# [Written exercise]
Copy each line in which the string "this" occurs.

[Start of Exercise inputs]

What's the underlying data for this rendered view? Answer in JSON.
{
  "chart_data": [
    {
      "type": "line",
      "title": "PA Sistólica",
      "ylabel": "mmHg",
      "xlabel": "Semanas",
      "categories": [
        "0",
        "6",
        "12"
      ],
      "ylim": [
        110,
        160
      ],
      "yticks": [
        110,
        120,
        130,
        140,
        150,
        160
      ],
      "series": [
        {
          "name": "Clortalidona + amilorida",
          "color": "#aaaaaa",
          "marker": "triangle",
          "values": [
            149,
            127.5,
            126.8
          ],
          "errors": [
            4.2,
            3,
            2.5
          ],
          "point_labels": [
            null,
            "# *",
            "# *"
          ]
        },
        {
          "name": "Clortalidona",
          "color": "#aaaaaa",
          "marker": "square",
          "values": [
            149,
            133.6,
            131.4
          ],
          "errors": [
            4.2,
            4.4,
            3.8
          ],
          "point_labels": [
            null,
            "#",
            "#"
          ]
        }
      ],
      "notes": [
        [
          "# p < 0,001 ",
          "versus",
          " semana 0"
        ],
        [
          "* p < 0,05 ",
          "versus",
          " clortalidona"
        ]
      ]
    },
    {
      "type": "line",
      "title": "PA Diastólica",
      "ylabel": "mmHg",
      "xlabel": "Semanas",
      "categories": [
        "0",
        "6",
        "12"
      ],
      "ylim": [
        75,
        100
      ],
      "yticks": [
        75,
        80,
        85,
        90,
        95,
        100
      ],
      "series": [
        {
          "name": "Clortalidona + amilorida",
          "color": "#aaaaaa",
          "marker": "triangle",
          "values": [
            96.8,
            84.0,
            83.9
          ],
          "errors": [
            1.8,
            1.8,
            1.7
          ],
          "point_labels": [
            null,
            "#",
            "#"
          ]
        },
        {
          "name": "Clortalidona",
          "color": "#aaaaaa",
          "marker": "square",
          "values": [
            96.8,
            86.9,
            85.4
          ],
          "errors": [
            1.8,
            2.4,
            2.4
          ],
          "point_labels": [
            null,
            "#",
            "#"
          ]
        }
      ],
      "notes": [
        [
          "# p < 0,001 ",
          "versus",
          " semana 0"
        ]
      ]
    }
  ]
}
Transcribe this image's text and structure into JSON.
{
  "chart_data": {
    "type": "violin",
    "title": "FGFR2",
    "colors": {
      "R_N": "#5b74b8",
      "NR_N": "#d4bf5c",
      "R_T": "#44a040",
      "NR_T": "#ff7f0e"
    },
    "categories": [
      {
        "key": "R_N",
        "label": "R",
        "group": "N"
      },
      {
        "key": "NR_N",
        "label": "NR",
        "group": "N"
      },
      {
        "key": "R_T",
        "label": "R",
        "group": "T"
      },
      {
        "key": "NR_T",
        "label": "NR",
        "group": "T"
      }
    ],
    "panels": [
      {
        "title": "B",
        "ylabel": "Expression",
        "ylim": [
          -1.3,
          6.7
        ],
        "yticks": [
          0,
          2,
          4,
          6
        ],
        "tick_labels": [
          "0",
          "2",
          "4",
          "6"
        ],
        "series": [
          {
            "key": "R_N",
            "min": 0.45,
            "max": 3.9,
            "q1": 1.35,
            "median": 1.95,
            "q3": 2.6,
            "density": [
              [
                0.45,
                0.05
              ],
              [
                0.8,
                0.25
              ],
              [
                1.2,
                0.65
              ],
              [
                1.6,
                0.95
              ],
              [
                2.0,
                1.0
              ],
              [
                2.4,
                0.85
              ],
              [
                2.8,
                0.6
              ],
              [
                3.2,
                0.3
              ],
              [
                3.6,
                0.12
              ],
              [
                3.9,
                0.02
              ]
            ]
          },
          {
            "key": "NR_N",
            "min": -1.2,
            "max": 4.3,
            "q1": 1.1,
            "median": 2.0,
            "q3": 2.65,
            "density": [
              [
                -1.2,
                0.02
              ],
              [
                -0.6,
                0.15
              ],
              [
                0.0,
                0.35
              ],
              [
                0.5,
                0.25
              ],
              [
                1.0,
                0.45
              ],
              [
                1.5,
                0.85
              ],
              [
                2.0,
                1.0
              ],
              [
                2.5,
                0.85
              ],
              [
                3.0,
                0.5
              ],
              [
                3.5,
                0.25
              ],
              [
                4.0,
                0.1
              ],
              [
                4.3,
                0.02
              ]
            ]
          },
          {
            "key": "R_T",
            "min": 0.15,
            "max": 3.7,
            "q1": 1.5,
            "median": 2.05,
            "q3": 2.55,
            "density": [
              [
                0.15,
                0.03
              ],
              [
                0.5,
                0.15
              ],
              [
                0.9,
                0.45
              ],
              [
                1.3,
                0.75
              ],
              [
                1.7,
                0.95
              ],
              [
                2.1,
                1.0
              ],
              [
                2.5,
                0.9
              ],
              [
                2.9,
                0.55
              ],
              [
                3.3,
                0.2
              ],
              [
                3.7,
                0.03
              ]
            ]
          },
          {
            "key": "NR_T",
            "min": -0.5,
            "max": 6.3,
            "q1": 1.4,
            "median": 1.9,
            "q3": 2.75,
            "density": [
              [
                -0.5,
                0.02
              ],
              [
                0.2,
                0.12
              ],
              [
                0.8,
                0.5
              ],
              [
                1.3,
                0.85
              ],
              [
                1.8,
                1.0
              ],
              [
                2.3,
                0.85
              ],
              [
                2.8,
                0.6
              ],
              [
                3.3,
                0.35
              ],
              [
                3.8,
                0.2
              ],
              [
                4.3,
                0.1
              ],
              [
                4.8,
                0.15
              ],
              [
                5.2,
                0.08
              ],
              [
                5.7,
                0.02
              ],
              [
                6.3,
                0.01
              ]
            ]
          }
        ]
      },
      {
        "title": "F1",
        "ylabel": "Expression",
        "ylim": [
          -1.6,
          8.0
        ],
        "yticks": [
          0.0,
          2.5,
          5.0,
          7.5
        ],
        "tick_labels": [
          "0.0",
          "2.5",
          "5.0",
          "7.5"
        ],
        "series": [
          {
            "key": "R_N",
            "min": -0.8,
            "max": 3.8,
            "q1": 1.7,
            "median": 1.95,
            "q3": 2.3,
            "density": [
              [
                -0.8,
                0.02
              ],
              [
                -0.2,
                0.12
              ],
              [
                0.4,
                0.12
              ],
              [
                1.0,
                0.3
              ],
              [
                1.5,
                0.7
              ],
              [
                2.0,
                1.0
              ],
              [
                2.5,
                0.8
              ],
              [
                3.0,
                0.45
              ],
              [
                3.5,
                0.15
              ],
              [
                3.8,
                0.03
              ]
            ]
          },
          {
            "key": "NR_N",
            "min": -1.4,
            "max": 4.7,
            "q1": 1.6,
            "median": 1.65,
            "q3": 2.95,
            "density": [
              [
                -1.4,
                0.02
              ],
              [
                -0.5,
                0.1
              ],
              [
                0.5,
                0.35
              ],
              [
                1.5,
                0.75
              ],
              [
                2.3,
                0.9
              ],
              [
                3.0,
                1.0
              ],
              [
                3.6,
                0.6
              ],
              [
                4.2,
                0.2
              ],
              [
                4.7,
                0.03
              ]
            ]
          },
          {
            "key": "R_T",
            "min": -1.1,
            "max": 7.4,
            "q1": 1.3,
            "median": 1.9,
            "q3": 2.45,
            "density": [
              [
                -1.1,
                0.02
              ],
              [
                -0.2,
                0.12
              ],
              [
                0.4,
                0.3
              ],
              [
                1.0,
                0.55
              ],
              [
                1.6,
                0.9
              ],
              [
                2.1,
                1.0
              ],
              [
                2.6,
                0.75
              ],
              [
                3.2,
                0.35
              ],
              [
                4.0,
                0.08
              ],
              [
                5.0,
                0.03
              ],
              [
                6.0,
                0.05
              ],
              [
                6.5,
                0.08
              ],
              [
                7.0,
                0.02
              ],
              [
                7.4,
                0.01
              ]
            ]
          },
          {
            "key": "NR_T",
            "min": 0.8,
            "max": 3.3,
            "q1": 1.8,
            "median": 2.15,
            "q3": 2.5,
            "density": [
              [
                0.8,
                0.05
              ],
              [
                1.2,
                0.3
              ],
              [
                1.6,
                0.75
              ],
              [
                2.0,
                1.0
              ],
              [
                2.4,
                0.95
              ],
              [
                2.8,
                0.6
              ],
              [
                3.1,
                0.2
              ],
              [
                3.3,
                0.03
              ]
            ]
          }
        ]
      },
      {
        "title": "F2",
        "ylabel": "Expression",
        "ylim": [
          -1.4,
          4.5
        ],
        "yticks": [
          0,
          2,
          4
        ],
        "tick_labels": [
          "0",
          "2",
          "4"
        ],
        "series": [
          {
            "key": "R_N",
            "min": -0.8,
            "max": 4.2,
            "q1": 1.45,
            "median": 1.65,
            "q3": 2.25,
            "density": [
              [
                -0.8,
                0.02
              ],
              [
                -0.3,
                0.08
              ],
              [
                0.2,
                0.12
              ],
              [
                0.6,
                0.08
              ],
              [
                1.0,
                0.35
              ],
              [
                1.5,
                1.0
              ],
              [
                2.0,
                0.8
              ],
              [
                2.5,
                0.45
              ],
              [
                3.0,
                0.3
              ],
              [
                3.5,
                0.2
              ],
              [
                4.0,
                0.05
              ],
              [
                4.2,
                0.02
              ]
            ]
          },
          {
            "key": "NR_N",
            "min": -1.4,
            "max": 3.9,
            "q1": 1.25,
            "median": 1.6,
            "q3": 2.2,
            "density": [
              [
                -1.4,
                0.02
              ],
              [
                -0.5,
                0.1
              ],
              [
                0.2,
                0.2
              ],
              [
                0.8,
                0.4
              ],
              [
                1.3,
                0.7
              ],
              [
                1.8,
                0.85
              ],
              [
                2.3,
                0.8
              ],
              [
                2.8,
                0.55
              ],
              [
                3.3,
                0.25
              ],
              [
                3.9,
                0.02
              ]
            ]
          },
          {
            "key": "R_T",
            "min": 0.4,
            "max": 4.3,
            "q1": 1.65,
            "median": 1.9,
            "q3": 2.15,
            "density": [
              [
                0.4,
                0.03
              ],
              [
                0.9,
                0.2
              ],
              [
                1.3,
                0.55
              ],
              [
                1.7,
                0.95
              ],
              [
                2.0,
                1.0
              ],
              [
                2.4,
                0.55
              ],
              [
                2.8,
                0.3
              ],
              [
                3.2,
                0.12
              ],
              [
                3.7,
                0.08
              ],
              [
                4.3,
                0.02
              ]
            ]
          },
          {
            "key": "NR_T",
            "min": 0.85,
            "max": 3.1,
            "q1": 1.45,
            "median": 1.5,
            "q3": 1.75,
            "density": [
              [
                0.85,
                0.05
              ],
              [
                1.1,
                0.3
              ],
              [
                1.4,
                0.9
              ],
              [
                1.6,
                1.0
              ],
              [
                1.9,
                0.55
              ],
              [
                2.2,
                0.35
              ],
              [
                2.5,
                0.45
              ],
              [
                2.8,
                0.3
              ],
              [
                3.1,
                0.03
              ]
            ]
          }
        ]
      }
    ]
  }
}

[End of Exercise inputs]

# [Task response]
What's the underlying data for this rendered view? Answer in JSON.
Transcribe this image's text and structure into JSON.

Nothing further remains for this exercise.